## DIRECTIONS
Find the lines holding the string "κυρίως" in the data, then copy all of them.

* Start RAW RECORDS *

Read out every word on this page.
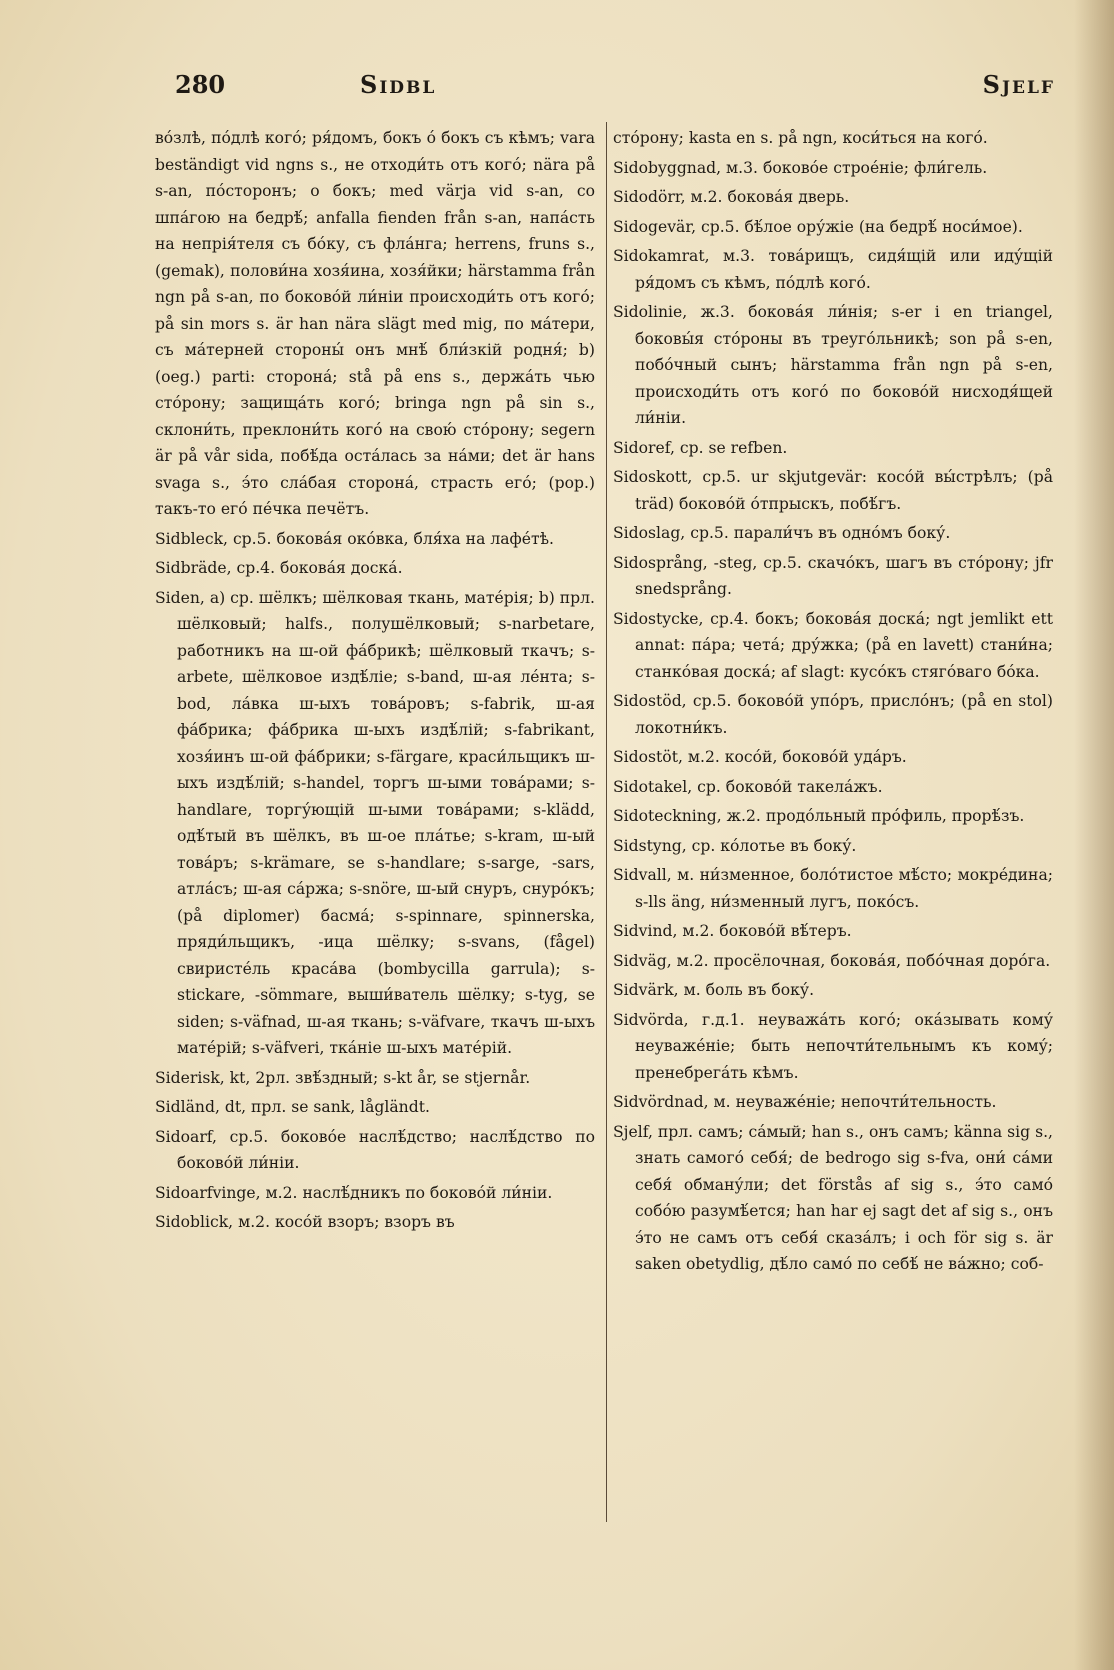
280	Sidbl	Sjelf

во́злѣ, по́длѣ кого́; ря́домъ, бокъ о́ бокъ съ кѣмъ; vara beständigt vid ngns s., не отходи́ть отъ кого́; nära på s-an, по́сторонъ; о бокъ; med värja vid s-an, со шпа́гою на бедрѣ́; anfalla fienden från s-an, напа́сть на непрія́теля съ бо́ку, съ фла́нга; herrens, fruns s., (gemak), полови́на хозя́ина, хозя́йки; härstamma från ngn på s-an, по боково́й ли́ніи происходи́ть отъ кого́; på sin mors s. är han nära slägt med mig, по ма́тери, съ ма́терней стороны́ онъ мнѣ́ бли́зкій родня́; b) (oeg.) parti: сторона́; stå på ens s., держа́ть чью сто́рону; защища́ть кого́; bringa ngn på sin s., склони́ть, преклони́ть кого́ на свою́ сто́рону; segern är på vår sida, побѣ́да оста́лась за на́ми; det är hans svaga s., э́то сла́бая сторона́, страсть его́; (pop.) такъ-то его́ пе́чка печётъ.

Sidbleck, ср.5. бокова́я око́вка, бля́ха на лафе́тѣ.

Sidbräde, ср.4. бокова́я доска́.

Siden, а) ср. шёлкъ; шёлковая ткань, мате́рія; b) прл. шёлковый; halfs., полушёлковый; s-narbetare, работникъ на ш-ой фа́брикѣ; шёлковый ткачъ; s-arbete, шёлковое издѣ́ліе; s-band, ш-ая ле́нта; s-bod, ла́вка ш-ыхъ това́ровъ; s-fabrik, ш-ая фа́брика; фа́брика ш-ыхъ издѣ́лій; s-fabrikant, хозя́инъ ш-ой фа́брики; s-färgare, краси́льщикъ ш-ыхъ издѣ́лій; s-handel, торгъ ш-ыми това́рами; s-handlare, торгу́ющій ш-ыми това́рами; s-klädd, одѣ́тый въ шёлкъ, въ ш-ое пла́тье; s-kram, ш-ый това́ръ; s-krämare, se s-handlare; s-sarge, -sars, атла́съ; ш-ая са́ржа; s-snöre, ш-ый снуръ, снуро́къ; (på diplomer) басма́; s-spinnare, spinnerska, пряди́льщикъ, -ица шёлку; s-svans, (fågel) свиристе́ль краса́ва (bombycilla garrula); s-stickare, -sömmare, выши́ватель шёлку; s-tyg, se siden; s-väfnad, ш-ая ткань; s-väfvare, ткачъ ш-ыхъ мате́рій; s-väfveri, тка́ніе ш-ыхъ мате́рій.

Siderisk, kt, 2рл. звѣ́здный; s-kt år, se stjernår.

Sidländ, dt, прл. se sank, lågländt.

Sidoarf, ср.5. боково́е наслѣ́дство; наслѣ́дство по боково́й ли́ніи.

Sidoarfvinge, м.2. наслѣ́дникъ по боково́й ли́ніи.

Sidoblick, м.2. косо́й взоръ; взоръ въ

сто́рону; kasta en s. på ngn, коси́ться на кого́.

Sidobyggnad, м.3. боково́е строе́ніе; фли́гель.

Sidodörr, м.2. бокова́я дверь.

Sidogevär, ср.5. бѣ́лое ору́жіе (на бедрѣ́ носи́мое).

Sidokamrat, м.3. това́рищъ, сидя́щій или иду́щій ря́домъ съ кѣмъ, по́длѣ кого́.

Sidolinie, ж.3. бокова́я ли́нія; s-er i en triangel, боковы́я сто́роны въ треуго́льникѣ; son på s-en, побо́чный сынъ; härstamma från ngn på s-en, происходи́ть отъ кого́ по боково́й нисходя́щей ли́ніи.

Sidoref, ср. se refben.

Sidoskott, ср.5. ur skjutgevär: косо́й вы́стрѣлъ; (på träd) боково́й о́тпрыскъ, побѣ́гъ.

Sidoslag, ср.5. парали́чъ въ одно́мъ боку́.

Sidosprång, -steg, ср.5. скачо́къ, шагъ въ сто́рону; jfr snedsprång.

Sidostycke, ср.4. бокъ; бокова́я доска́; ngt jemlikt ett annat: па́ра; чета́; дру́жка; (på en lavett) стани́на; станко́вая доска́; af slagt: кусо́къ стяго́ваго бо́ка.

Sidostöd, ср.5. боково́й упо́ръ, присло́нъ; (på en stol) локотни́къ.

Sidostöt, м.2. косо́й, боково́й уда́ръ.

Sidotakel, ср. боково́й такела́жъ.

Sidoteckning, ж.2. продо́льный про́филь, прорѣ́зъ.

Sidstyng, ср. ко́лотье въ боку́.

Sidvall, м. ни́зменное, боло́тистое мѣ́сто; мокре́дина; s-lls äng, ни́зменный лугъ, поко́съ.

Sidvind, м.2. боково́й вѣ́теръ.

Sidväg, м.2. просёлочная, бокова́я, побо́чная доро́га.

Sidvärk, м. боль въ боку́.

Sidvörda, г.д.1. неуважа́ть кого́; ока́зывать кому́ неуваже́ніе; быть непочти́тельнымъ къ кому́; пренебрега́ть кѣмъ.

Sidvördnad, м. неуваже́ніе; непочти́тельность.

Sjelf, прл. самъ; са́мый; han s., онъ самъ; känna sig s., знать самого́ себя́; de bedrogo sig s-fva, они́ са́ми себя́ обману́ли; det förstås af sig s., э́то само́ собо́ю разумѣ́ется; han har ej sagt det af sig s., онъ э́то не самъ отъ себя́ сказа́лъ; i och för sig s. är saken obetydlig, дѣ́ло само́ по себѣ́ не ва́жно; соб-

* End RAW RECORDS *
* Start RAW RECORDS *

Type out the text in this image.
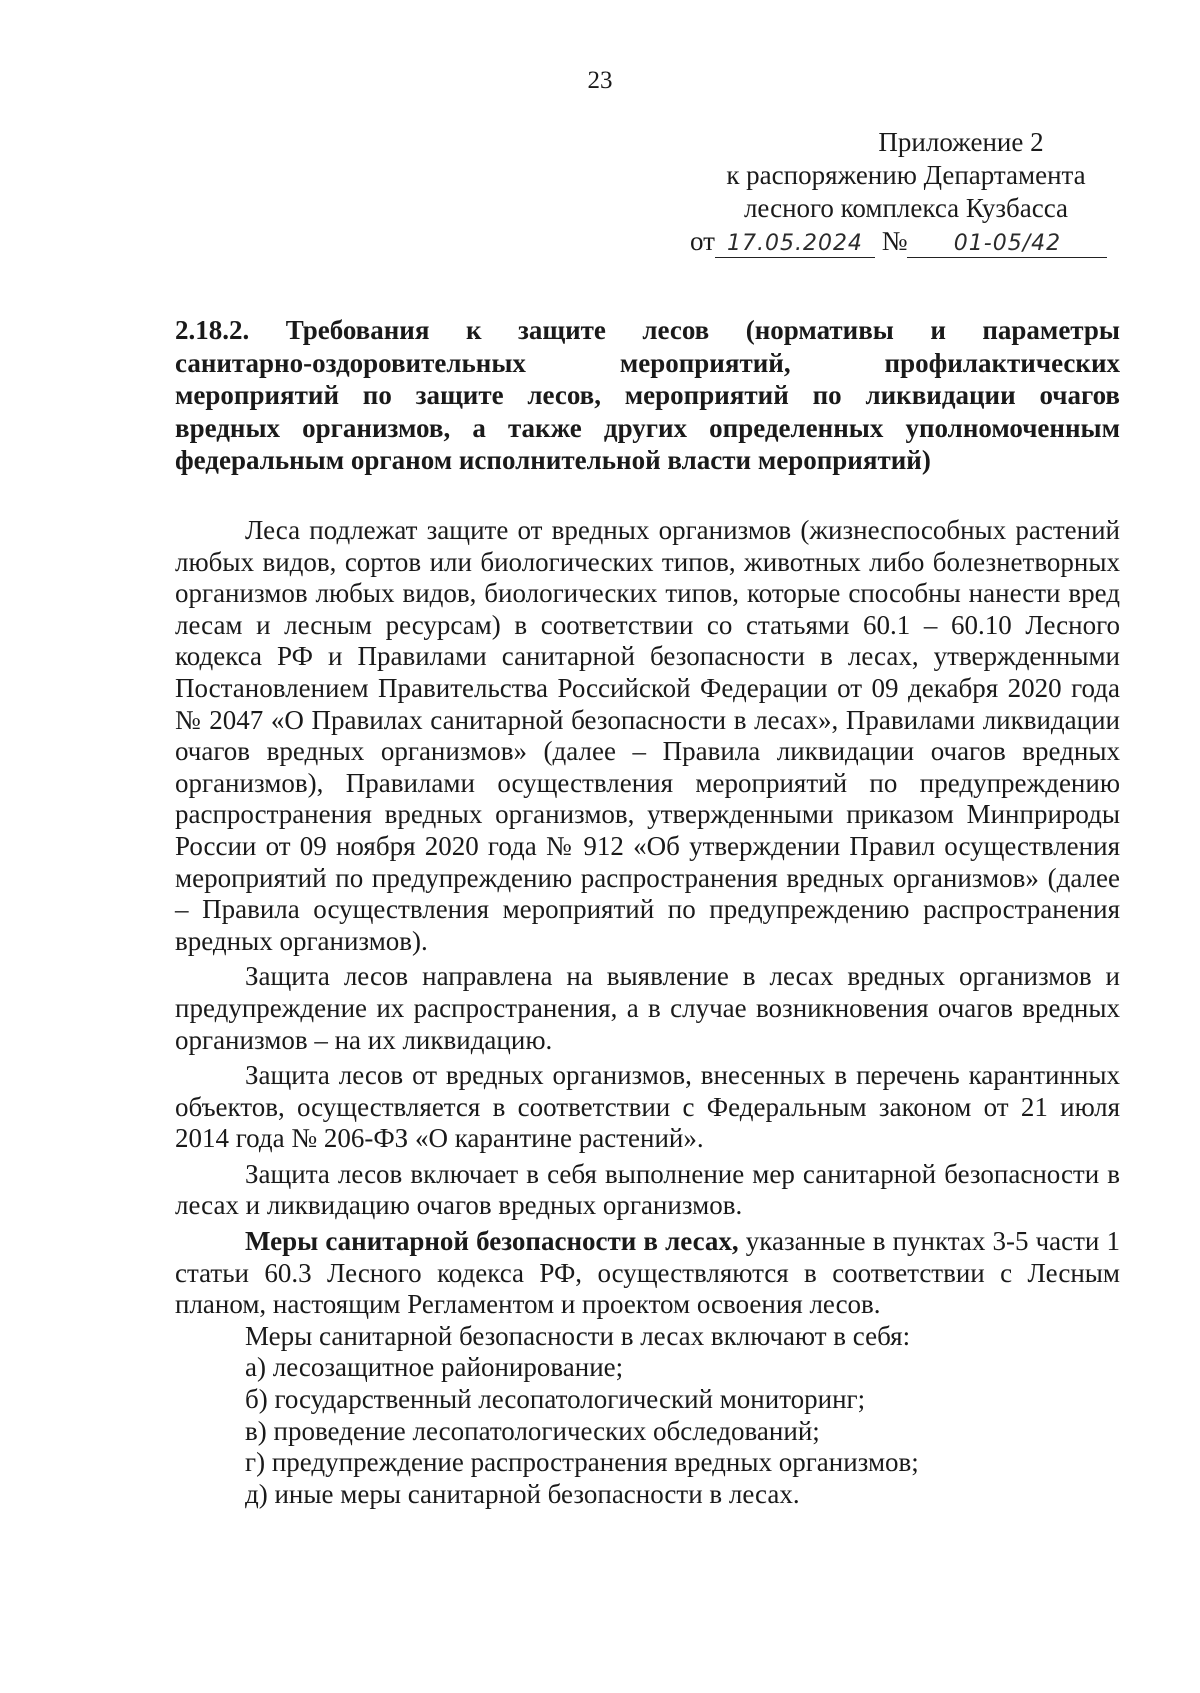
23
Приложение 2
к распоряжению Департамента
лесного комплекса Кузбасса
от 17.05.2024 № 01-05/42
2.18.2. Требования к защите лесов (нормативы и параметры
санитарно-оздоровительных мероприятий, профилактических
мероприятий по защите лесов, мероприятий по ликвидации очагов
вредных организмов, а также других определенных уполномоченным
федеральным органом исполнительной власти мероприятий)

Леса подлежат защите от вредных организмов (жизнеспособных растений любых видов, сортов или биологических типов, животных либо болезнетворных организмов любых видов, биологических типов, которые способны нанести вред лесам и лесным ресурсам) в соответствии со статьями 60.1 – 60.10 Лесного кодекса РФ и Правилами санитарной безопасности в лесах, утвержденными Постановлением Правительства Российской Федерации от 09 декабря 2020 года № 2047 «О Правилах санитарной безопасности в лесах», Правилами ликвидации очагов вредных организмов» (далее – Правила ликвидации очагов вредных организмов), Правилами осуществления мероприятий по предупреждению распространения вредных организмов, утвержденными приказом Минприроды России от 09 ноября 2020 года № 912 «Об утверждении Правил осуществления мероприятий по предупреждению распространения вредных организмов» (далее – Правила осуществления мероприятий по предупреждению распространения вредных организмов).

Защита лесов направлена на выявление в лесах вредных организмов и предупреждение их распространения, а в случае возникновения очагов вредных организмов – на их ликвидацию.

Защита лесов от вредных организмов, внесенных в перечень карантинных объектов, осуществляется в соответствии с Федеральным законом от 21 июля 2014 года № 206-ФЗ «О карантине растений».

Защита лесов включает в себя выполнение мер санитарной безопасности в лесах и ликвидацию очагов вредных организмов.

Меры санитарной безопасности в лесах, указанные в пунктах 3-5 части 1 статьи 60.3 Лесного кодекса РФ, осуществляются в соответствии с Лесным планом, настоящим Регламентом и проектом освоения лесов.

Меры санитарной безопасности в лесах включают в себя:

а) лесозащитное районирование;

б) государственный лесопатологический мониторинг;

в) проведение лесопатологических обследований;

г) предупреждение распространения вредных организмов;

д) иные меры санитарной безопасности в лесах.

* End RAW RECORDS *
* Start RAW RECORDS *

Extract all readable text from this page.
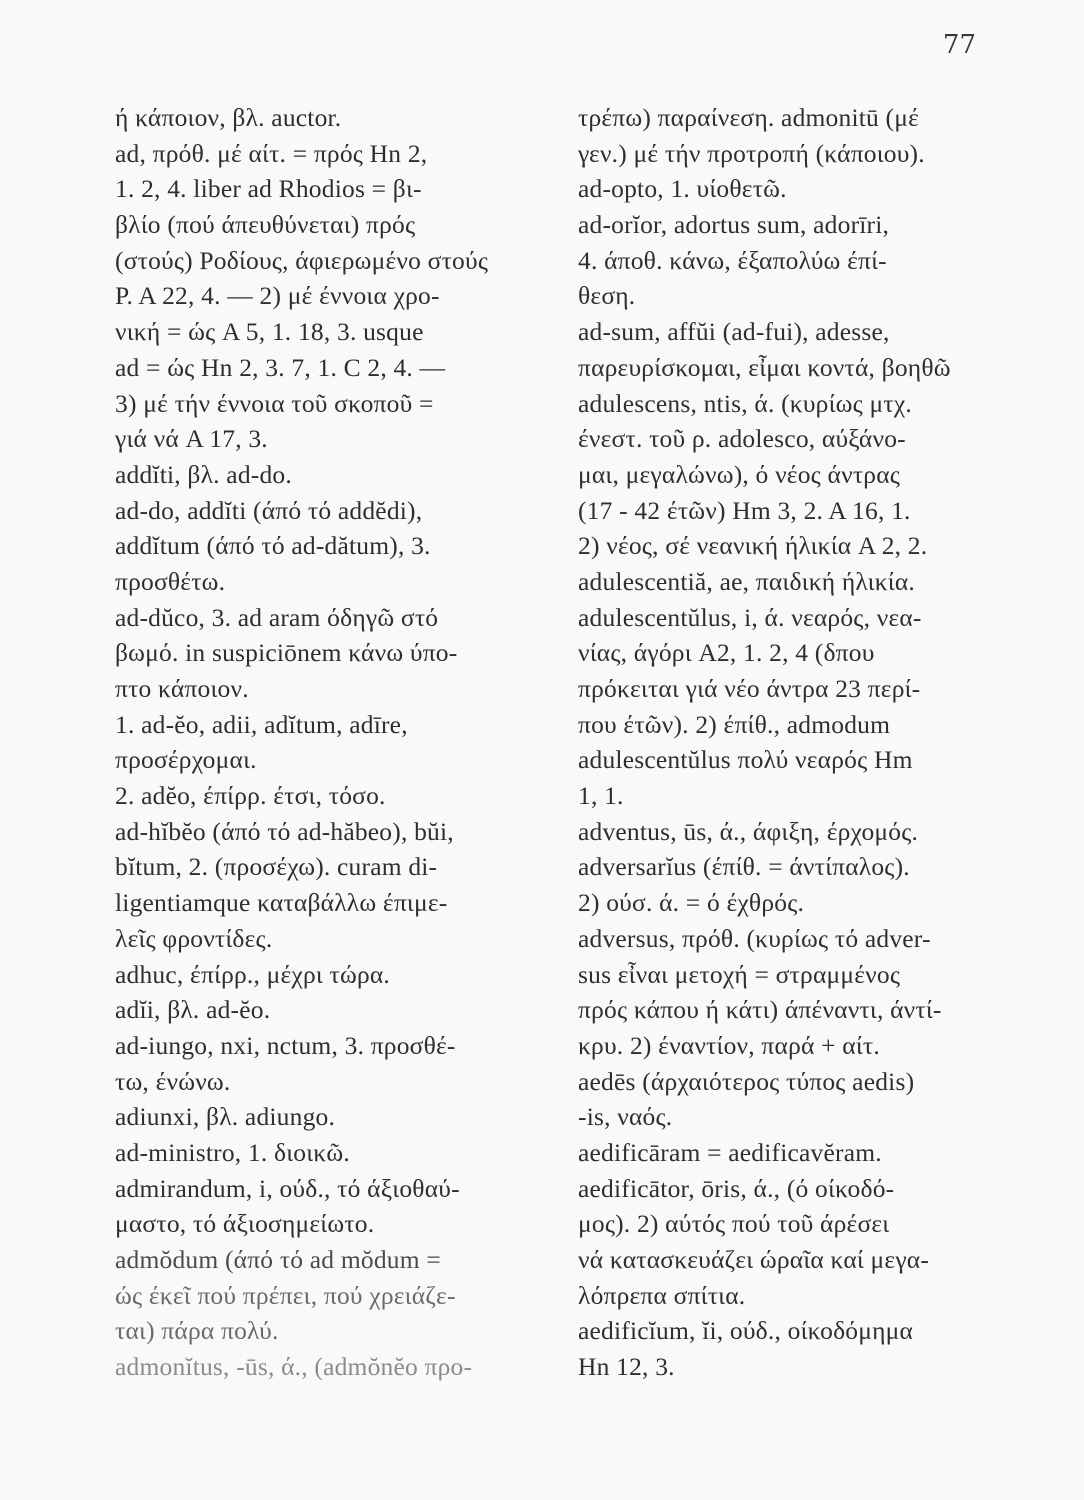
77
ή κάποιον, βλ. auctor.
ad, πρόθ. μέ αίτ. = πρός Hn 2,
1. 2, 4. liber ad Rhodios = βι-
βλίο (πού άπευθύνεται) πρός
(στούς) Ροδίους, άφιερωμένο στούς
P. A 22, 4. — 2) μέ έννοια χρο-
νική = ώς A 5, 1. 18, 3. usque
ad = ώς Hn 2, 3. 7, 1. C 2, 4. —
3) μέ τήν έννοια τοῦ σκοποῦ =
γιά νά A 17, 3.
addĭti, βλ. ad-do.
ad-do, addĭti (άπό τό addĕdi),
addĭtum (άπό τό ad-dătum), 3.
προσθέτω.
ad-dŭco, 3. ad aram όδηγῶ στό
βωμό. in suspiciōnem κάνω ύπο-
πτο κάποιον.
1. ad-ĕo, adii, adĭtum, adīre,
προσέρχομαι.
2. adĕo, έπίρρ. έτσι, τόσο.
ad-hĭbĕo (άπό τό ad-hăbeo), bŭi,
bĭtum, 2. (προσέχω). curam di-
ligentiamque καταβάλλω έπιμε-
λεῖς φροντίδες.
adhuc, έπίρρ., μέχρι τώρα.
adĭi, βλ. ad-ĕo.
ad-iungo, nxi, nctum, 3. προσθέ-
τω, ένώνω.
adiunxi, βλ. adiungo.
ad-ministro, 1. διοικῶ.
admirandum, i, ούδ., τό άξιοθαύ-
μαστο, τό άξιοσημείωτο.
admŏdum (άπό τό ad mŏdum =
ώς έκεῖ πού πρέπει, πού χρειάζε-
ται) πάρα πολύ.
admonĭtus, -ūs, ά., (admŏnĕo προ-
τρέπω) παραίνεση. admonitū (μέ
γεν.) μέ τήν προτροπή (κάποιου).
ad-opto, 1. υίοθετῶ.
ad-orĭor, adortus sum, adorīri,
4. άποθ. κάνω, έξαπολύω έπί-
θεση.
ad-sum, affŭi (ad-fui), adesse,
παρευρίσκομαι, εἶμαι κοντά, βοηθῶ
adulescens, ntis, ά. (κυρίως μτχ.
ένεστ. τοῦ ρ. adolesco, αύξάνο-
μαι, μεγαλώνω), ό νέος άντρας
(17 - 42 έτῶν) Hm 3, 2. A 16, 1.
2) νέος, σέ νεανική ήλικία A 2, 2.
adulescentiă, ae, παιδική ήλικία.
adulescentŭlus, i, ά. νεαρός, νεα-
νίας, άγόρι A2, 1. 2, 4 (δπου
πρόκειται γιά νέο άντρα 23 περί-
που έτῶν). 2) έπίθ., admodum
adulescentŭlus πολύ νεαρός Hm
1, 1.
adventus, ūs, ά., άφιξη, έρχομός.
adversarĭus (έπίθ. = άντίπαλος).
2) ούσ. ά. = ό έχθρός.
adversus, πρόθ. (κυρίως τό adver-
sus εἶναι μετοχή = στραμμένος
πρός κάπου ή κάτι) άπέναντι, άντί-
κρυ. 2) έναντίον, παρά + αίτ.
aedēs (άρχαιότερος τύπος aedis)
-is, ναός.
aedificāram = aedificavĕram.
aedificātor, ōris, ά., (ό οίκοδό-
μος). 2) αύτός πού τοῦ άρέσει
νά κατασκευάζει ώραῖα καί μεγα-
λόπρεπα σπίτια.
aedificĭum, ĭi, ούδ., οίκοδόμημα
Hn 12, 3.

* End RAW RECORDS *

## EXERCISE SOLUTION
adulescens, ntis, ά. (κυρίως μτχ.
adversus, πρόθ. (κυρίως τό adver-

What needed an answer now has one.